Required work. Write out every line of the items, unchanged, from the line containing "desktop-icon-label: Spotify xyxy=(1219,93,1245,103)" down to the line containing "donation-current: 33,03 zł", including both of those lines.

Information supplied.
---*---
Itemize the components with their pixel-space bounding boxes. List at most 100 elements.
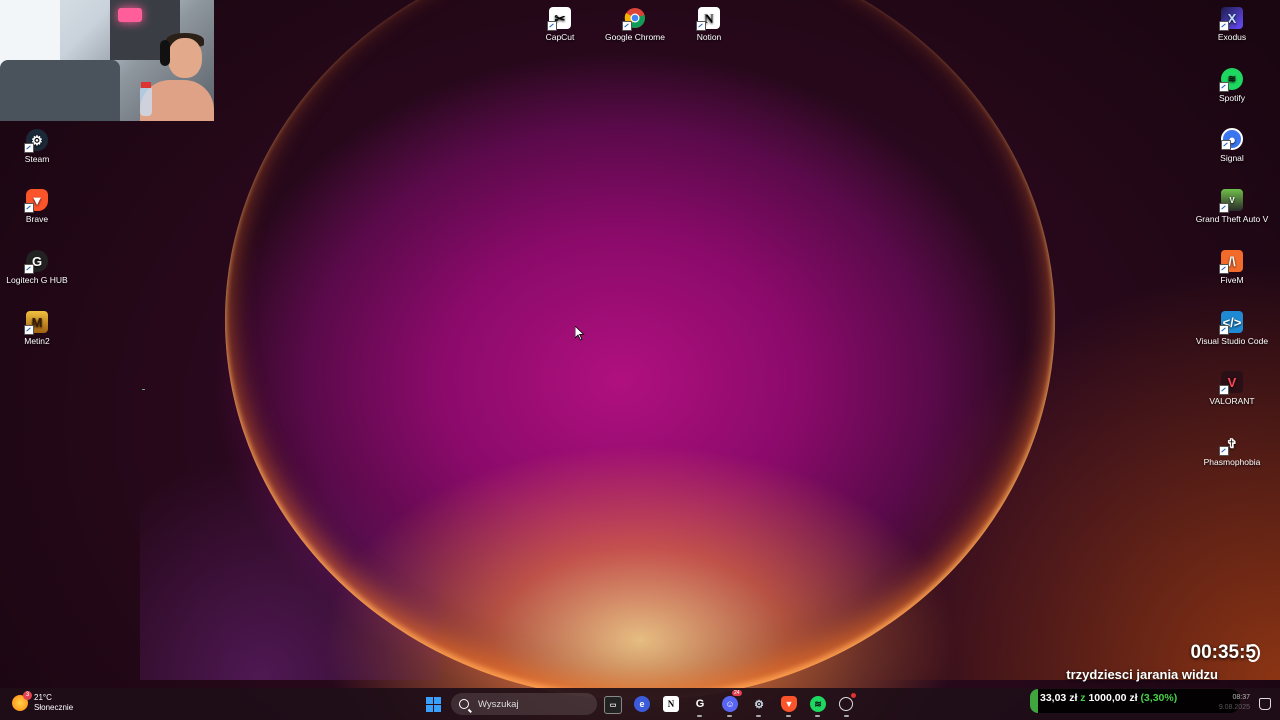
desktop-icon-label: Spotify xyxy=(1219,93,1245,103)
desktop-icon-label: Phasmophobia xyxy=(1203,457,1261,467)
discord-icon[interactable]: ☺ xyxy=(722,696,738,712)
desktop-icon-label: Logitech G HUB xyxy=(6,275,68,285)
capcut-icon: ✂ xyxy=(547,7,571,31)
donation-current: 33,03 zł xyxy=(1040,692,1078,704)
shortcut-arrow-icon xyxy=(24,203,34,213)
running-indicator xyxy=(815,715,820,717)
sun-icon: 3 xyxy=(12,691,32,711)
desktop-icon-label: Visual Studio Code xyxy=(1195,336,1269,346)
search-icon xyxy=(459,699,469,709)
edge-icon[interactable]: e xyxy=(634,696,650,712)
mouse-cursor-icon xyxy=(575,326,585,341)
shortcut-arrow-icon xyxy=(1219,325,1229,335)
shortcut-arrow-icon xyxy=(1221,140,1231,150)
donation-goal-text: 33,03 zł z 1000,00 zł (3,30%) xyxy=(1040,692,1177,704)
shortcut-arrow-icon xyxy=(1219,446,1229,456)
logitech-icon: G xyxy=(24,250,48,274)
running-indicator xyxy=(844,715,849,717)
running-indicator xyxy=(727,715,732,717)
donation-separator: z xyxy=(1080,692,1086,704)
desktop-icon-exodus[interactable]: X Exodus xyxy=(1192,7,1272,43)
brave-taskbar-icon[interactable]: ▼ xyxy=(781,696,797,712)
shortcut-arrow-icon xyxy=(24,264,34,274)
shortcut-arrow-icon xyxy=(1219,264,1229,274)
desktop-icon-fivem[interactable]: /\ FiveM xyxy=(1192,250,1272,286)
bottle-icon xyxy=(140,86,152,116)
weather-condition: Słonecznie xyxy=(34,703,74,712)
desktop-icon-gta[interactable]: V Grand Theft Auto V xyxy=(1192,189,1272,225)
weather-temp: 21°C xyxy=(34,693,52,702)
desktop-icon-label: Google Chrome xyxy=(604,32,665,42)
desktop-icon-phasmophobia[interactable]: ✞ Phasmophobia xyxy=(1192,432,1272,468)
desktop-icon-spotify[interactable]: ≋ Spotify xyxy=(1192,68,1272,104)
signal-icon: ● xyxy=(1221,128,1243,150)
desktop-icon-notion[interactable]: N Notion xyxy=(669,7,749,43)
desktop-icon-label: Brave xyxy=(25,214,49,224)
taskbar-clock[interactable]: 08:37 9.08.2025 xyxy=(1219,693,1250,713)
desktop-icon-label: Notion xyxy=(696,32,722,42)
weather-badge: 3 xyxy=(23,691,32,700)
refresh-icon xyxy=(1246,644,1260,662)
phasmophobia-icon: ✞ xyxy=(1219,432,1243,456)
desktop-icon-logitech[interactable]: G Logitech G HUB xyxy=(0,250,77,286)
desktop-icon-capcut[interactable]: ✂ CapCut xyxy=(520,7,600,43)
metin2-icon: M xyxy=(24,311,48,335)
clock-date: 9.08.2025 xyxy=(1218,704,1250,711)
spotify-icon: ≋ xyxy=(1219,68,1243,92)
search-placeholder: Wyszukaj xyxy=(478,698,519,710)
donation-progress-fill xyxy=(1030,689,1038,713)
steam-taskbar-icon[interactable]: ⚙ xyxy=(751,696,767,712)
notification-dot xyxy=(851,693,856,698)
settings-icon[interactable] xyxy=(839,697,853,711)
wallpaper-glow-left xyxy=(140,420,440,680)
shortcut-arrow-icon xyxy=(24,143,34,153)
valorant-icon: V xyxy=(1219,371,1243,395)
desktop-icon-signal[interactable]: ● Signal xyxy=(1192,128,1272,164)
spotify-taskbar-icon[interactable]: ≋ xyxy=(810,696,826,712)
desktop-icon-steam[interactable]: ⚙ Steam xyxy=(0,129,77,165)
shortcut-arrow-icon xyxy=(696,21,706,31)
desktop-icon-metin2[interactable]: M Metin2 xyxy=(0,311,77,347)
webcam-lamp xyxy=(118,8,142,22)
headset-icon xyxy=(160,40,170,66)
weather-widget[interactable]: 3 21°C Słonecznie xyxy=(12,691,74,713)
shortcut-arrow-icon xyxy=(1219,385,1229,395)
steam-icon: ⚙ xyxy=(24,129,48,153)
terminal-icon[interactable]: ▭ xyxy=(604,696,622,714)
desktop-artifact xyxy=(142,389,145,390)
webcam-person-head xyxy=(168,38,202,78)
desktop-icon-chrome[interactable]: Google Chrome xyxy=(595,7,675,43)
desktop-icon-label: Signal xyxy=(1220,153,1244,163)
shortcut-arrow-icon xyxy=(622,21,632,31)
desktop-icon-label: Metin2 xyxy=(24,336,50,346)
desktop-icon-label: VALORANT xyxy=(1209,396,1255,406)
shortcut-arrow-icon xyxy=(24,325,34,335)
shortcut-arrow-icon xyxy=(1219,82,1229,92)
running-indicator xyxy=(756,715,761,717)
gta-icon: V xyxy=(1219,189,1243,213)
shortcut-arrow-icon xyxy=(1219,21,1229,31)
shortcut-arrow-icon xyxy=(547,21,557,31)
donation-goal: 1000,00 zł xyxy=(1088,692,1138,704)
logitech-taskbar-icon[interactable]: G xyxy=(692,696,708,712)
brave-icon: ▼ xyxy=(24,189,48,213)
taskbar-search[interactable]: Wyszukaj xyxy=(451,693,597,715)
notion-icon: N xyxy=(696,7,720,31)
desktop-icon-label: Grand Theft Auto V xyxy=(1195,214,1269,224)
notion-taskbar-icon[interactable]: N xyxy=(663,696,679,712)
desktop-icon-valorant[interactable]: V VALORANT xyxy=(1192,371,1272,407)
shortcut-arrow-icon xyxy=(1219,203,1229,213)
fivem-icon: /\ xyxy=(1219,250,1243,274)
windows-start-icon[interactable] xyxy=(426,697,441,712)
desktop-icon-vscode[interactable]: </> Visual Studio Code xyxy=(1192,311,1272,347)
vscode-icon: </> xyxy=(1219,311,1243,335)
exodus-icon: X xyxy=(1219,7,1243,31)
chrome-icon xyxy=(622,7,646,31)
discord-badge: 24 xyxy=(732,690,742,696)
desktop-icon-brave[interactable]: ▼ Brave xyxy=(0,189,77,225)
webcam-overlay xyxy=(0,0,214,121)
notification-bell-icon[interactable] xyxy=(1259,698,1271,710)
desktop-icon-label: CapCut xyxy=(545,32,575,42)
desktop-icon-label: Steam xyxy=(24,154,50,164)
bottle-cap xyxy=(141,82,151,88)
---*---
Final result.
desktop-icon-label: Spotify xyxy=(1219,93,1245,103)
desktop-icon-label: Phasmophobia xyxy=(1203,457,1261,467)
discord-icon[interactable]: ☺ xyxy=(722,696,738,712)
desktop-icon-label: Logitech G HUB xyxy=(6,275,68,285)
capcut-icon: ✂ xyxy=(547,7,571,31)
donation-current: 33,03 zł xyxy=(1040,692,1078,704)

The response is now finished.